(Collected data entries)
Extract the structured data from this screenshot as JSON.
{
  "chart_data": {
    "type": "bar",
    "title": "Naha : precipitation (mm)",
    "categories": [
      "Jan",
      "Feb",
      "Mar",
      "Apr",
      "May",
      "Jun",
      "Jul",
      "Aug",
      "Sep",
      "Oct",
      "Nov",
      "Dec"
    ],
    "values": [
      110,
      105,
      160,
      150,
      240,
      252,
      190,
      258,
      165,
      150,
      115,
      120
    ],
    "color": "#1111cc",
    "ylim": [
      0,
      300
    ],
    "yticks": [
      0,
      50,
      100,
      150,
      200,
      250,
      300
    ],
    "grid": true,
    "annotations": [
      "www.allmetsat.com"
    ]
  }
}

Exercise directions → From the data above, extract every line in its exact form.

The response →
Extract the structured data from this screenshot as JSON.
{
  "chart_data": {
    "type": "bar",
    "title": "Naha : precipitation (mm)",
    "categories": [
      "Jan",
      "Feb",
      "Mar",
      "Apr",
      "May",
      "Jun",
      "Jul",
      "Aug",
      "Sep",
      "Oct",
      "Nov",
      "Dec"
    ],
    "values": [
      110,
      105,
      160,
      150,
      240,
      252,
      190,
      258,
      165,
      150,
      115,
      120
    ],
    "color": "#1111cc",
    "ylim": [
      0,
      300
    ],
    "yticks": [
      0,
      50,
      100,
      150,
      200,
      250,
      300
    ],
    "grid": true,
    "annotations": [
      "www.allmetsat.com"
    ]
  }
}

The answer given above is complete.